• **Task requirements**: Write out each line word for word. Drop pictures.

• **Data to use**:
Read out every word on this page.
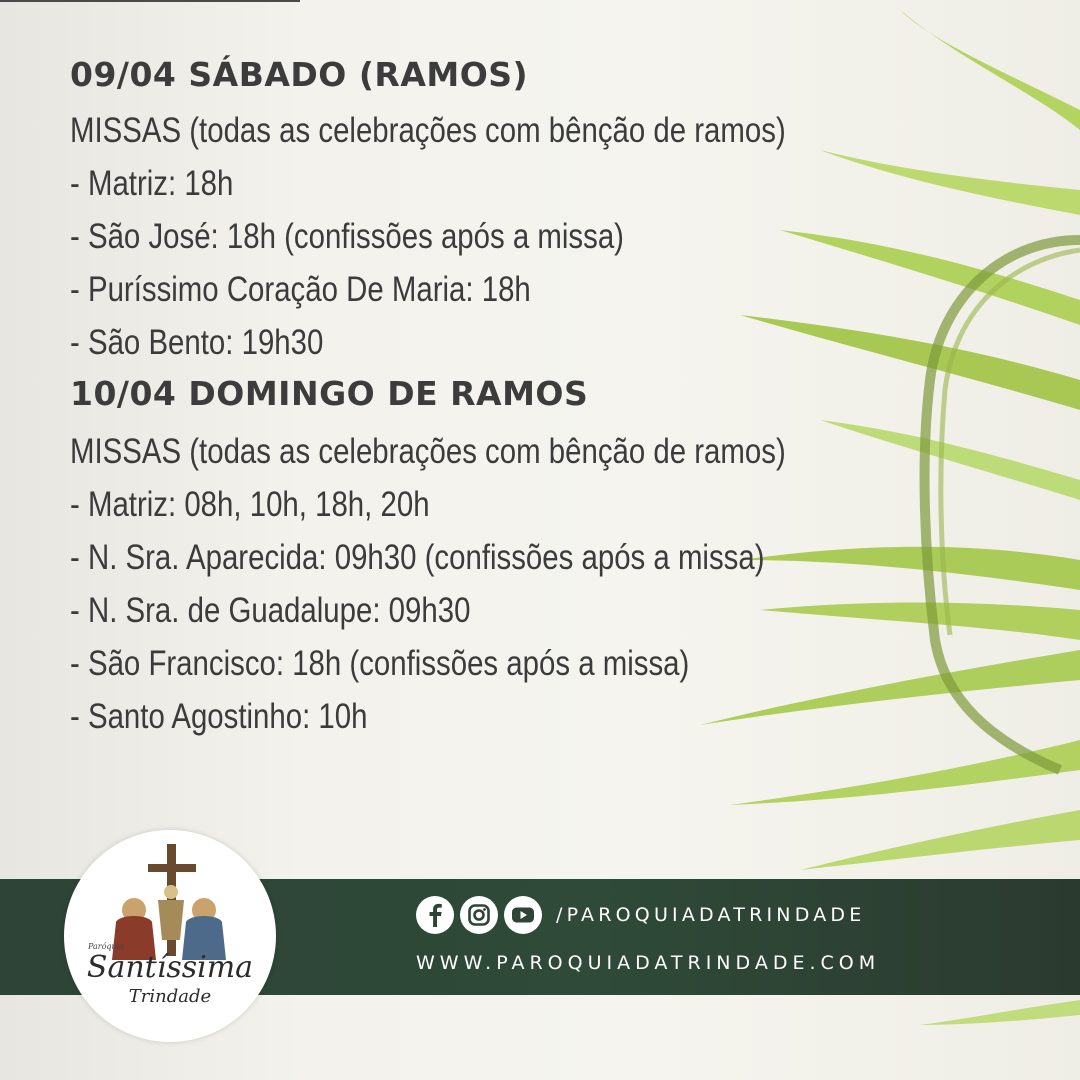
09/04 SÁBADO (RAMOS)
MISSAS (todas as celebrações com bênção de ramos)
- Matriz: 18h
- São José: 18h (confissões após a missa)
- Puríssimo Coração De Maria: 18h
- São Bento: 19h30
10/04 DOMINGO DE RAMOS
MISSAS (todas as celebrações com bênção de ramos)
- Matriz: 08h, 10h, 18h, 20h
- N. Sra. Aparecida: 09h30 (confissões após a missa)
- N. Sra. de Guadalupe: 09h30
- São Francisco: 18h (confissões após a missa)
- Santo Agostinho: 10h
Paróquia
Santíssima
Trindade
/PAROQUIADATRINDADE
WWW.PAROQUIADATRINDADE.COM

• **Answer**:
Read out every word on this page.
09/04 SÁBADO (RAMOS)
MISSAS (todas as celebrações com bênção de ramos)
- Matriz: 18h
- São José: 18h (confissões após a missa)
- Puríssimo Coração De Maria: 18h
- São Bento: 19h30
10/04 DOMINGO DE RAMOS
MISSAS (todas as celebrações com bênção de ramos)
- Matriz: 08h, 10h, 18h, 20h
- N. Sra. Aparecida: 09h30 (confissões após a missa)
- N. Sra. de Guadalupe: 09h30
- São Francisco: 18h (confissões após a missa)
- Santo Agostinho: 10h
Paróquia
Santíssima
Trindade
/PAROQUIADATRINDADE
WWW.PAROQUIADATRINDADE.COM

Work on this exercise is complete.